* Written task
Copy out each line of the listing that has the word "with" in it.

Extracted records
▶

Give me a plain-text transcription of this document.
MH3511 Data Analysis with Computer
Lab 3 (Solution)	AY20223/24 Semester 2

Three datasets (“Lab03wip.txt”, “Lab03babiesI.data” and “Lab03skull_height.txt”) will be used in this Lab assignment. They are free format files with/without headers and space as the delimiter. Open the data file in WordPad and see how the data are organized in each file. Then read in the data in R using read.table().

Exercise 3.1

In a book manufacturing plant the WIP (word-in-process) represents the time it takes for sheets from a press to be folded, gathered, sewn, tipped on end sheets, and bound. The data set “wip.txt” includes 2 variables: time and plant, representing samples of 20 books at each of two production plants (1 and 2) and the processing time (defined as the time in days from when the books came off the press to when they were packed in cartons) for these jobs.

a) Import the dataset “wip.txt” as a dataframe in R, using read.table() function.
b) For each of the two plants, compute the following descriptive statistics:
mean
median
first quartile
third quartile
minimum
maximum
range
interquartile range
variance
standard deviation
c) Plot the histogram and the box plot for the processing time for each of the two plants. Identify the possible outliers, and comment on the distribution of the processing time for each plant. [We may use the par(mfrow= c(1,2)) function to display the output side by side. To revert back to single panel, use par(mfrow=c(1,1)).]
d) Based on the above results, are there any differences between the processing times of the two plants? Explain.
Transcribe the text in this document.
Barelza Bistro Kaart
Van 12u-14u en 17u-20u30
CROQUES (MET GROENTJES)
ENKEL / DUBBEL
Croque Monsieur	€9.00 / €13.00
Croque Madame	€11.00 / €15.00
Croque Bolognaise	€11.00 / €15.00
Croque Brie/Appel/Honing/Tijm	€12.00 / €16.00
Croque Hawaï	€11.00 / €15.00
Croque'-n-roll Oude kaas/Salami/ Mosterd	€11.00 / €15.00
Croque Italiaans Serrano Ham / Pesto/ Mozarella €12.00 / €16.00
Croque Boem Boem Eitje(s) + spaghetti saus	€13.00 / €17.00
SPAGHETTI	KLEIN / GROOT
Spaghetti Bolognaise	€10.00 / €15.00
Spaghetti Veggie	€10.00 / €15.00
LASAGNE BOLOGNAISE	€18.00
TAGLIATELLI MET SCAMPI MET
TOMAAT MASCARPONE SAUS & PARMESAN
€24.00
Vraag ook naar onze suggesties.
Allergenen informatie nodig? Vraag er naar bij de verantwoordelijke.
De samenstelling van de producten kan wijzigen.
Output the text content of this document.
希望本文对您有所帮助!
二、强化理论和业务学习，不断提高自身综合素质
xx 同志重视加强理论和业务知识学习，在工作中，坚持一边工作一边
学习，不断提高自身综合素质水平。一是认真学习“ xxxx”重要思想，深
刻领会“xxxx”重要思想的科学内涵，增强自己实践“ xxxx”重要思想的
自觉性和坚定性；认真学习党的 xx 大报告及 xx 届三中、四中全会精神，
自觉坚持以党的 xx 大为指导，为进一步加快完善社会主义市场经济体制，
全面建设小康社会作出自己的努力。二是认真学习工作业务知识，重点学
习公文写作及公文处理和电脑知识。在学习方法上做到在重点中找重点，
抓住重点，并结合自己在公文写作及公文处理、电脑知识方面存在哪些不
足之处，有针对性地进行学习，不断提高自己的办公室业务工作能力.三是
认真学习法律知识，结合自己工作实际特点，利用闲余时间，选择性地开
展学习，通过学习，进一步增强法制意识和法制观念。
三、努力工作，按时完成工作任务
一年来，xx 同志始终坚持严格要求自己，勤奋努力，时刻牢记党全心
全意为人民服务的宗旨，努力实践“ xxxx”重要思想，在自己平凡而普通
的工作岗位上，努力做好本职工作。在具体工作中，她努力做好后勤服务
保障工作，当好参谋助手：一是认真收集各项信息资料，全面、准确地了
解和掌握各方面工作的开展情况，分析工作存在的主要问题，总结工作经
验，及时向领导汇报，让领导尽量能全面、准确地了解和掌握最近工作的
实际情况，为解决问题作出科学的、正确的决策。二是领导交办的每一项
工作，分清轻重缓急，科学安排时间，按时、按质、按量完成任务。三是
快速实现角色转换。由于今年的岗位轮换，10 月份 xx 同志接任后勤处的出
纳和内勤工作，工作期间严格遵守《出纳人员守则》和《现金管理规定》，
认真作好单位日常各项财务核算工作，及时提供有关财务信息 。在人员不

◀

* Solution for this exercise
MH3511 Data Analysis with Computer
Three datasets (“Lab03wip.txt”, “Lab03babiesI.data” and “Lab03skull_height.txt”) will be used in this Lab assignment. They are free format files with/without headers and space as the delimiter. Open the data file in WordPad and see how the data are organized in each file. Then read in the data in R using read.table().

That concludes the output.